# ITEMS
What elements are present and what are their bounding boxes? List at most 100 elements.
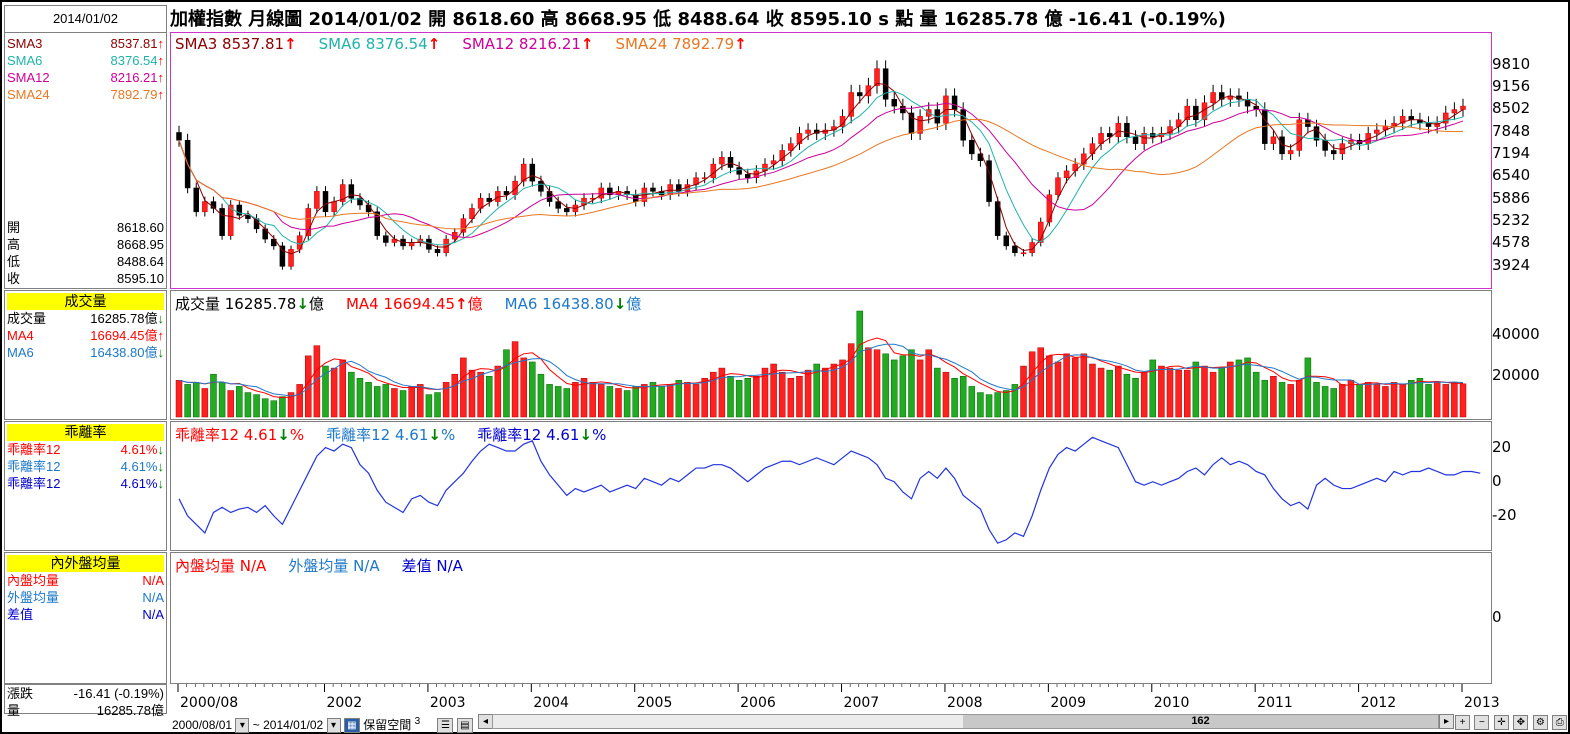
volume-bar bbox=[589, 382, 596, 418]
inout-chart[interactable]: 內盤均量 N/A 外盤均量 N/A 差值 N/A bbox=[170, 552, 1492, 684]
vol-value: 16285.78億↓ bbox=[90, 310, 164, 327]
bias-value: 4.61%↓ bbox=[121, 475, 164, 492]
ohlc-value-text: 8488.64 bbox=[117, 254, 164, 269]
candle bbox=[727, 151, 734, 174]
volume-bar bbox=[1296, 380, 1303, 418]
vol-value-text: 16285.78億 bbox=[90, 311, 158, 326]
candle bbox=[227, 200, 234, 240]
scroll-left-button[interactable]: ◂ bbox=[478, 714, 493, 729]
bias-value: 4.61%↓ bbox=[121, 441, 164, 458]
scroll-right-button[interactable]: ▸ bbox=[1439, 714, 1454, 729]
candle bbox=[882, 60, 889, 107]
price-chart[interactable]: SMA3 8537.81↑ SMA6 8376.54↑ SMA12 8216.21↑… bbox=[170, 32, 1492, 289]
volume-bar bbox=[1313, 382, 1320, 418]
volume-chart[interactable]: 成交量 16285.78↓億 MA4 16694.45↑億 MA6 16438.80… bbox=[170, 290, 1492, 420]
volume-bar bbox=[1209, 371, 1217, 418]
volume-bar bbox=[1347, 380, 1355, 418]
candle bbox=[805, 123, 811, 141]
volume-bar bbox=[1166, 367, 1174, 418]
from-dropdown-icon[interactable]: ▾ bbox=[235, 718, 250, 734]
price-legend: SMA3 8537.81↑ SMA6 8376.54↑ SMA12 8216.21↑… bbox=[175, 35, 769, 53]
volume-bar bbox=[1183, 369, 1191, 418]
print-icon[interactable]: ⎙ bbox=[1552, 715, 1568, 731]
volume-bar bbox=[985, 394, 993, 418]
ohlc-label: 高 bbox=[7, 237, 21, 252]
candle bbox=[701, 172, 708, 184]
bias-label: 乖離率12 bbox=[7, 476, 61, 491]
volume-bar bbox=[1011, 384, 1019, 418]
legend-text: SMA24 7892.79 bbox=[615, 35, 735, 53]
volume-bar bbox=[666, 384, 674, 418]
y-tick-label: 5886 bbox=[1492, 188, 1531, 207]
volume-bar bbox=[1278, 382, 1286, 418]
candle bbox=[1451, 102, 1458, 121]
volume-bar bbox=[296, 384, 303, 418]
bias-chart[interactable]: 乖離率12 4.61↓% 乖離率12 4.61↓% 乖離率12 4.61↓% bbox=[170, 421, 1492, 551]
price-info-panel: SMA3 8537.81↑ SMA6 8376.54↑ SMA12 8216.21↑ SMA… bbox=[4, 32, 167, 289]
volume-bar bbox=[425, 394, 433, 418]
candle bbox=[1330, 144, 1337, 160]
volume-bar bbox=[1020, 365, 1027, 418]
legend-item: MA4 16694.45↑億 bbox=[346, 295, 483, 313]
scroll-value: 162 bbox=[1191, 715, 1210, 727]
volume-bar bbox=[192, 382, 200, 418]
ohlc-label: 開 bbox=[7, 220, 21, 235]
price-svg bbox=[176, 60, 1466, 270]
volume-bar bbox=[908, 349, 915, 418]
scrollbar-thumb[interactable]: 162 bbox=[963, 715, 1438, 728]
to-date[interactable]: 2014/01/02 bbox=[263, 718, 324, 732]
candle bbox=[1417, 112, 1423, 131]
pan-icon[interactable]: ✥ bbox=[1513, 715, 1529, 731]
list-icon[interactable]: ☰ bbox=[437, 718, 454, 734]
candle bbox=[1184, 98, 1190, 127]
candle bbox=[564, 203, 570, 217]
candle bbox=[1193, 98, 1199, 127]
candle bbox=[253, 214, 260, 234]
volume-bar bbox=[1451, 382, 1458, 418]
legend-text: 乖離率12 4.61 bbox=[175, 426, 278, 444]
candle bbox=[874, 60, 880, 94]
volume-bar bbox=[873, 349, 881, 418]
volume-bar bbox=[1408, 380, 1415, 418]
page-icon[interactable]: ▤ bbox=[456, 718, 473, 734]
candle bbox=[788, 137, 794, 157]
volume-bar bbox=[218, 382, 226, 418]
volume-bar bbox=[1071, 357, 1079, 418]
volume-bar bbox=[951, 378, 958, 418]
volume-bar bbox=[546, 384, 553, 418]
from-date[interactable]: 2000/08/01 bbox=[172, 718, 233, 732]
calendar-icon[interactable]: ▦ bbox=[343, 718, 360, 734]
to-dropdown-icon[interactable]: ▾ bbox=[326, 718, 341, 734]
ohlc-row: 開 8618.60 bbox=[7, 219, 164, 236]
inout-row: 內盤均量 N/A bbox=[7, 572, 164, 589]
arrow-down-icon: ↓ bbox=[157, 476, 165, 491]
volume-bar bbox=[1115, 365, 1122, 418]
candle bbox=[503, 186, 510, 200]
ohlc-row: 低 8488.64 bbox=[7, 253, 164, 270]
scrollbar-track[interactable]: 162 bbox=[492, 714, 1439, 729]
volume-bar bbox=[460, 357, 467, 418]
candle bbox=[848, 84, 854, 124]
candle bbox=[1089, 137, 1096, 160]
volume-bar bbox=[606, 386, 614, 418]
candle bbox=[951, 88, 958, 117]
volume-bar bbox=[580, 378, 588, 418]
y-tick-label: 0 bbox=[1492, 471, 1502, 490]
vol-value: 16438.80億↓ bbox=[90, 344, 164, 361]
candle bbox=[520, 158, 527, 187]
ohlc-value-text: 8618.60 bbox=[117, 220, 164, 235]
candle bbox=[314, 186, 320, 214]
legend-unit: % bbox=[592, 426, 607, 444]
volume-bar bbox=[382, 384, 390, 418]
candle bbox=[408, 238, 415, 250]
change-row: 漲跌 -16.41 (-0.19%) bbox=[7, 685, 164, 702]
zoom-in-icon[interactable]: + bbox=[1455, 715, 1470, 731]
cross-icon[interactable]: ✛ bbox=[1493, 715, 1509, 731]
settings-icon[interactable]: ⚙ bbox=[1532, 715, 1548, 731]
candle bbox=[900, 98, 906, 121]
y-tick-label: -20 bbox=[1492, 505, 1517, 524]
zoom-out-icon[interactable]: − bbox=[1474, 715, 1490, 731]
volume-bar bbox=[1304, 357, 1312, 418]
volume-bar bbox=[287, 392, 295, 418]
arrow-up-icon: ↑ bbox=[284, 35, 297, 53]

# DO THIS
Could you reproduce every line of the data above word for word, leaving out the pictures?

# RESPONSE FOR THIS EXERCISE
What elements are present and what are their bounding boxes? List at most 100 elements.
volume-bar bbox=[589, 382, 596, 418]
inout-chart[interactable]: 內盤均量 N/A 外盤均量 N/A 差值 N/A bbox=[170, 552, 1492, 684]
vol-value: 16285.78億↓ bbox=[90, 310, 164, 327]
bias-value: 4.61%↓ bbox=[121, 475, 164, 492]
ohlc-value-text: 8488.64 bbox=[117, 254, 164, 269]
candle bbox=[727, 151, 734, 174]
volume-bar bbox=[1296, 380, 1303, 418]
vol-value-text: 16285.78億 bbox=[90, 311, 158, 326]
candle bbox=[227, 200, 234, 240]
scroll-left-button[interactable]: ◂ bbox=[478, 714, 493, 729]
bias-value: 4.61%↓ bbox=[121, 441, 164, 458]
scroll-right-button[interactable]: ▸ bbox=[1439, 714, 1454, 729]
candle bbox=[882, 60, 889, 107]
price-chart[interactable]: SMA3 8537.81↑ SMA6 8376.54↑ SMA12 8216.21↑… bbox=[170, 32, 1492, 289]
volume-bar bbox=[1313, 382, 1320, 418]
volume-chart[interactable]: 成交量 16285.78↓億 MA4 16694.45↑億 MA6 16438.80… bbox=[170, 290, 1492, 420]
volume-bar bbox=[1209, 371, 1217, 418]
volume-bar bbox=[1347, 380, 1355, 418]
candle bbox=[805, 123, 811, 141]
volume-bar bbox=[1166, 367, 1174, 418]
from-dropdown-icon[interactable]: ▾ bbox=[235, 718, 250, 734]
price-legend: SMA3 8537.81↑ SMA6 8376.54↑ SMA12 8216.21↑… bbox=[175, 35, 769, 53]
volume-bar bbox=[1183, 369, 1191, 418]
print-icon[interactable]: ⎙ bbox=[1552, 715, 1568, 731]
volume-bar bbox=[985, 394, 993, 418]
ohlc-label: 高 bbox=[7, 237, 21, 252]
candle bbox=[701, 172, 708, 184]
bias-label: 乖離率12 bbox=[7, 476, 61, 491]
volume-bar bbox=[1011, 384, 1019, 418]
legend-text: SMA24 7892.79 bbox=[615, 35, 735, 53]
volume-bar bbox=[666, 384, 674, 418]
y-tick-label: 5886 bbox=[1492, 188, 1531, 207]
volume-bar bbox=[1278, 382, 1286, 418]
candle bbox=[1451, 102, 1458, 121]
volume-bar bbox=[296, 384, 303, 418]
bias-chart[interactable]: 乖離率12 4.61↓% 乖離率12 4.61↓% 乖離率12 4.61↓% bbox=[170, 421, 1492, 551]
price-info-panel: SMA3 8537.81↑ SMA6 8376.54↑ SMA12 8216.21↑ SMA… bbox=[4, 32, 167, 289]
volume-bar bbox=[425, 394, 433, 418]
candle bbox=[1330, 144, 1337, 160]
volume-bar bbox=[1020, 365, 1027, 418]
legend-item: MA4 16694.45↑億 bbox=[346, 295, 483, 313]
scroll-value: 162 bbox=[1191, 715, 1210, 727]
volume-bar bbox=[192, 382, 200, 418]
ohlc-label: 開 bbox=[7, 220, 21, 235]
price-svg bbox=[176, 60, 1466, 270]
volume-bar bbox=[908, 349, 915, 418]
scrollbar-thumb[interactable]: 162 bbox=[963, 715, 1438, 728]
to-date[interactable]: 2014/01/02 bbox=[263, 718, 324, 732]
candle bbox=[1417, 112, 1423, 131]
pan-icon[interactable]: ✥ bbox=[1513, 715, 1529, 731]
list-icon[interactable]: ☰ bbox=[437, 718, 454, 734]
candle bbox=[1184, 98, 1190, 127]
candle bbox=[564, 203, 570, 217]
candle bbox=[1193, 98, 1199, 127]
candle bbox=[253, 214, 260, 234]
volume-bar bbox=[1451, 382, 1458, 418]
legend-text: 乖離率12 4.61 bbox=[175, 426, 278, 444]
candle bbox=[874, 60, 880, 94]
volume-bar bbox=[873, 349, 881, 418]
volume-bar bbox=[1408, 380, 1415, 418]
page-icon[interactable]: ▤ bbox=[456, 718, 473, 734]
candle bbox=[788, 137, 794, 157]
volume-bar bbox=[218, 382, 226, 418]
volume-bar bbox=[1071, 357, 1079, 418]
volume-bar bbox=[951, 378, 958, 418]
volume-bar bbox=[546, 384, 553, 418]
from-date[interactable]: 2000/08/01 bbox=[172, 718, 233, 732]
calendar-icon[interactable]: ▦ bbox=[343, 718, 360, 734]
to-dropdown-icon[interactable]: ▾ bbox=[326, 718, 341, 734]
ohlc-row: 開 8618.60 bbox=[7, 219, 164, 236]
inout-row: 內盤均量 N/A bbox=[7, 572, 164, 589]
arrow-down-icon: ↓ bbox=[157, 476, 165, 491]
volume-bar bbox=[1115, 365, 1122, 418]
candle bbox=[503, 186, 510, 200]
ohlc-row: 低 8488.64 bbox=[7, 253, 164, 270]
scrollbar-track[interactable]: 162 bbox=[492, 714, 1439, 729]
volume-bar bbox=[460, 357, 467, 418]
candle bbox=[848, 84, 854, 124]
candle bbox=[1089, 137, 1096, 160]
volume-bar bbox=[606, 386, 614, 418]
candle bbox=[951, 88, 958, 117]
volume-bar bbox=[580, 378, 588, 418]
y-tick-label: 0 bbox=[1492, 471, 1502, 490]
vol-value: 16438.80億↓ bbox=[90, 344, 164, 361]
candle bbox=[520, 158, 527, 187]
ohlc-value-text: 8618.60 bbox=[117, 220, 164, 235]
candle bbox=[314, 186, 320, 214]
legend-unit: % bbox=[592, 426, 607, 444]
volume-bar bbox=[382, 384, 390, 418]
candle bbox=[408, 238, 415, 250]
change-row: 漲跌 -16.41 (-0.19%) bbox=[7, 685, 164, 702]
zoom-in-icon[interactable]: + bbox=[1455, 715, 1470, 731]
cross-icon[interactable]: ✛ bbox=[1493, 715, 1509, 731]
settings-icon[interactable]: ⚙ bbox=[1532, 715, 1548, 731]
candle bbox=[900, 98, 906, 121]
y-tick-label: -20 bbox=[1492, 505, 1517, 524]
zoom-out-icon[interactable]: − bbox=[1474, 715, 1490, 731]
volume-bar bbox=[1304, 357, 1312, 418]
volume-bar bbox=[287, 392, 295, 418]
arrow-up-icon: ↑ bbox=[284, 35, 297, 53]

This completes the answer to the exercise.